GIVEN INSTRUCTION >>
Identify the lines that contain the string "this" and copy all of them.

THE DATA >>
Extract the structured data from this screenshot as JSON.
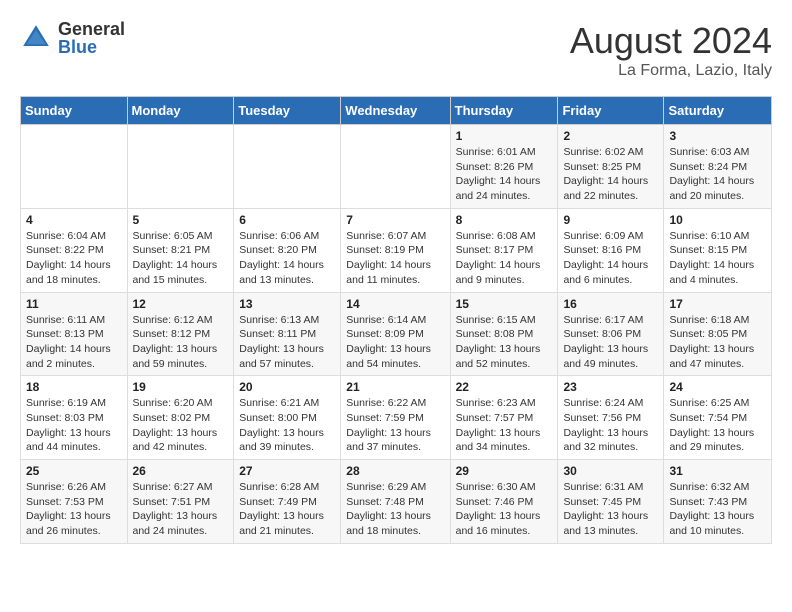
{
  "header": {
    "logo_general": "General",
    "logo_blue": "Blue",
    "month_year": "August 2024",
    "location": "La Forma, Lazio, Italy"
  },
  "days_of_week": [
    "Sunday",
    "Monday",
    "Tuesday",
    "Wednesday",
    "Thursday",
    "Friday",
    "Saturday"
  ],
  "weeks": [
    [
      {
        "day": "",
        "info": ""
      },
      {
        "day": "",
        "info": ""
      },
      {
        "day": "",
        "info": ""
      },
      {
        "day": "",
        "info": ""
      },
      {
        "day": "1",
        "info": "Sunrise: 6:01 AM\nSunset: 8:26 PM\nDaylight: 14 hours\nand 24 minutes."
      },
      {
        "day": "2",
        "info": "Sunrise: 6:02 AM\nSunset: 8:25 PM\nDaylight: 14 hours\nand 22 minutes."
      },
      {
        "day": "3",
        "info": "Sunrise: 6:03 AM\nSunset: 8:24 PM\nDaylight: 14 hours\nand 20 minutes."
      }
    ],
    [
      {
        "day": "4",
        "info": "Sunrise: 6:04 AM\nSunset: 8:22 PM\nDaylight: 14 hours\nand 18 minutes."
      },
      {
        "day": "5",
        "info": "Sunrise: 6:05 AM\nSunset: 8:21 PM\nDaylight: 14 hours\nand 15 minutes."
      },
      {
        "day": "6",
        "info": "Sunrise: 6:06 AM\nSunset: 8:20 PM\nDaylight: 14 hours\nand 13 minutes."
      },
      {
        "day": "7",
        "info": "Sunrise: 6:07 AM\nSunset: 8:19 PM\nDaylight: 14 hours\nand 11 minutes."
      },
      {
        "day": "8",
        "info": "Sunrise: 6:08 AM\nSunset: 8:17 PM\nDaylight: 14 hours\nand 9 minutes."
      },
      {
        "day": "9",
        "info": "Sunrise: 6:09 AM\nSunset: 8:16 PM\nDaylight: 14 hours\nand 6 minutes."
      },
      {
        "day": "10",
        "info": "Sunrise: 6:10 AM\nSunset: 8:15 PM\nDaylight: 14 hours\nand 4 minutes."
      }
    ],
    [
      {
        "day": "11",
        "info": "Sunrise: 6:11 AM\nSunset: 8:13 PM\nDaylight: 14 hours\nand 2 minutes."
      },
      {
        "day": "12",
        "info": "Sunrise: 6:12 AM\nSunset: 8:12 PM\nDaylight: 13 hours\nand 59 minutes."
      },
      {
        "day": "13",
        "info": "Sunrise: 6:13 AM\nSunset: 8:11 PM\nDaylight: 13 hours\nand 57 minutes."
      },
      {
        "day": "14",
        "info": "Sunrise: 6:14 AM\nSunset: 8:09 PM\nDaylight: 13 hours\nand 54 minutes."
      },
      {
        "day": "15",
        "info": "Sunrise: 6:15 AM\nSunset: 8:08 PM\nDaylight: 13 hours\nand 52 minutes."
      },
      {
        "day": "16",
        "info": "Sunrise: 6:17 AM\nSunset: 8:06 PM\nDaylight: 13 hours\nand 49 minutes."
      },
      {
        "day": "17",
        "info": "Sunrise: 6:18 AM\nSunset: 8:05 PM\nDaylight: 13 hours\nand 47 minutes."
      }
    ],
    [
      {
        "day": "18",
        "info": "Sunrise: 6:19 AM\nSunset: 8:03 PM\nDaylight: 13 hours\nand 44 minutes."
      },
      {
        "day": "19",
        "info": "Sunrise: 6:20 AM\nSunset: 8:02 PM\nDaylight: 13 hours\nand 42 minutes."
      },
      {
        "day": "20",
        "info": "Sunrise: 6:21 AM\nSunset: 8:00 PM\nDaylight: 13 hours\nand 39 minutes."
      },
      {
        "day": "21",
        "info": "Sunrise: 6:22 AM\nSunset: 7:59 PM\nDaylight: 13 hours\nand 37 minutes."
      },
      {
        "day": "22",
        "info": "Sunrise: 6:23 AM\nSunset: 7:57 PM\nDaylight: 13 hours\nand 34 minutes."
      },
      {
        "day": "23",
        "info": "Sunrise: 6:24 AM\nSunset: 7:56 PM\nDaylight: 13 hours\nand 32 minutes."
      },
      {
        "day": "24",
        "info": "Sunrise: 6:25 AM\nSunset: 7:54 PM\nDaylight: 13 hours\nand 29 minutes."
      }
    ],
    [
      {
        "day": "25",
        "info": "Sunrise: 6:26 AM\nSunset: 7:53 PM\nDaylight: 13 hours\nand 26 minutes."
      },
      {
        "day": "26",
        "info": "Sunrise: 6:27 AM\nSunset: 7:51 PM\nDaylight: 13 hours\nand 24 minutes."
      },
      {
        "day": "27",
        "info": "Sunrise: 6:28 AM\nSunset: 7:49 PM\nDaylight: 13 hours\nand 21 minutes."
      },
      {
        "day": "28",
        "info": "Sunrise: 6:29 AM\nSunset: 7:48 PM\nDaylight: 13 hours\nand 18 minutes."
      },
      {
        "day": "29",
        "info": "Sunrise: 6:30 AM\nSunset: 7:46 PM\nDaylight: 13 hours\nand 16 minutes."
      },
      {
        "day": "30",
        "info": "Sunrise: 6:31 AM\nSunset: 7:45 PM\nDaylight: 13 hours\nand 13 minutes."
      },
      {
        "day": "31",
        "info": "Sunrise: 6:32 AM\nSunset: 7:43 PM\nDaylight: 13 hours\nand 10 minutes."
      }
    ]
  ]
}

==

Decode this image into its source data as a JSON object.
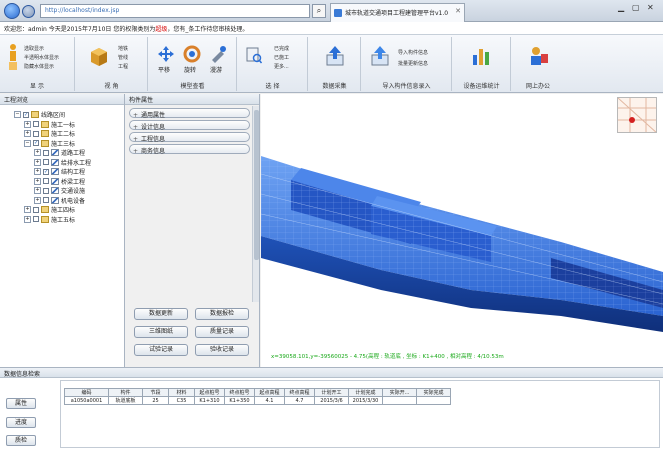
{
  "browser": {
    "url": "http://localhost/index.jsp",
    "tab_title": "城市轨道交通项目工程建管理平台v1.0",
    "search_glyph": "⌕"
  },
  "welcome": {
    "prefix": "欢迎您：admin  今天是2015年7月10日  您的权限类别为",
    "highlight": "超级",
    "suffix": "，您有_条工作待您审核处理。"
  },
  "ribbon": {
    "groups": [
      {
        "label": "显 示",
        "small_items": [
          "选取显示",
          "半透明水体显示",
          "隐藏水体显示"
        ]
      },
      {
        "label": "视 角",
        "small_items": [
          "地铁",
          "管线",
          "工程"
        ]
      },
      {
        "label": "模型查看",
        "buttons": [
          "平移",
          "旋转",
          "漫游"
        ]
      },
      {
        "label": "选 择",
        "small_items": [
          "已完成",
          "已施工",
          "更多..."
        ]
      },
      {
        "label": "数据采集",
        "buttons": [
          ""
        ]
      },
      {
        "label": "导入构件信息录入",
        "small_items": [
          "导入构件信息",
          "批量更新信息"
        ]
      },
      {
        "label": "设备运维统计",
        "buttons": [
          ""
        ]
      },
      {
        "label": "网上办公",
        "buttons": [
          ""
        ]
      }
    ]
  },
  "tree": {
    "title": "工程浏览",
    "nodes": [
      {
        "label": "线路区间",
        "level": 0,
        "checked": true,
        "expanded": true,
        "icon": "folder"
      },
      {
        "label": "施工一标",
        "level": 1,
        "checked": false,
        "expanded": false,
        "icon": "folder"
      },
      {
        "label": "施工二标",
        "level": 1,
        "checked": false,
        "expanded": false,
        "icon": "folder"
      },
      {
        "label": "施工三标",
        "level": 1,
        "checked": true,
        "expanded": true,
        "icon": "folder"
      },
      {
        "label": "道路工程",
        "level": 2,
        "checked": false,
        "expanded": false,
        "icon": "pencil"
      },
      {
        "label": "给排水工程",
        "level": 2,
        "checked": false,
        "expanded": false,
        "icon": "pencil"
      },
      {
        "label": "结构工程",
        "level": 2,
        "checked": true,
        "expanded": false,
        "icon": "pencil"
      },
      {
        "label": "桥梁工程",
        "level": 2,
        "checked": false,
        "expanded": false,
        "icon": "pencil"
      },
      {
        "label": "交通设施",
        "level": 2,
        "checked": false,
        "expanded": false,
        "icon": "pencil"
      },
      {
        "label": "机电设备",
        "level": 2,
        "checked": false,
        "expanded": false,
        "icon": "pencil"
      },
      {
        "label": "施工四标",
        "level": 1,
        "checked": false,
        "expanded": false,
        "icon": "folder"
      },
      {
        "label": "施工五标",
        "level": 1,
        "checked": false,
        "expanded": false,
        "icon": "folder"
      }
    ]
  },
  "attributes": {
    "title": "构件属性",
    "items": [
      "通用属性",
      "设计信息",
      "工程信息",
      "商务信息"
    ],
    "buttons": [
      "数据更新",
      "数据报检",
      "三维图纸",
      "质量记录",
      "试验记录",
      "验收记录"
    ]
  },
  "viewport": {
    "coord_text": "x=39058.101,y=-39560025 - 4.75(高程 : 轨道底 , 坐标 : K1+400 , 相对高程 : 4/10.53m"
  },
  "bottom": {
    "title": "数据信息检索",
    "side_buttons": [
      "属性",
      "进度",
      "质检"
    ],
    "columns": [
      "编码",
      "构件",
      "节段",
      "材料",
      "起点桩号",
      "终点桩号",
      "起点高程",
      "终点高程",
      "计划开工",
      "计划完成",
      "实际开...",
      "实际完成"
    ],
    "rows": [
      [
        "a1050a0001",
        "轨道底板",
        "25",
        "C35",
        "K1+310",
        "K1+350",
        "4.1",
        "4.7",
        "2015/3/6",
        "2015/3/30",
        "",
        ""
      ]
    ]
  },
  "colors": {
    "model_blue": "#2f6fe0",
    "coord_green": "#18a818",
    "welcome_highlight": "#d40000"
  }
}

EXERCISE RESULT >>
Extract the structured data from this screenshot as JSON.
Decode this image into its source data as a JSON object.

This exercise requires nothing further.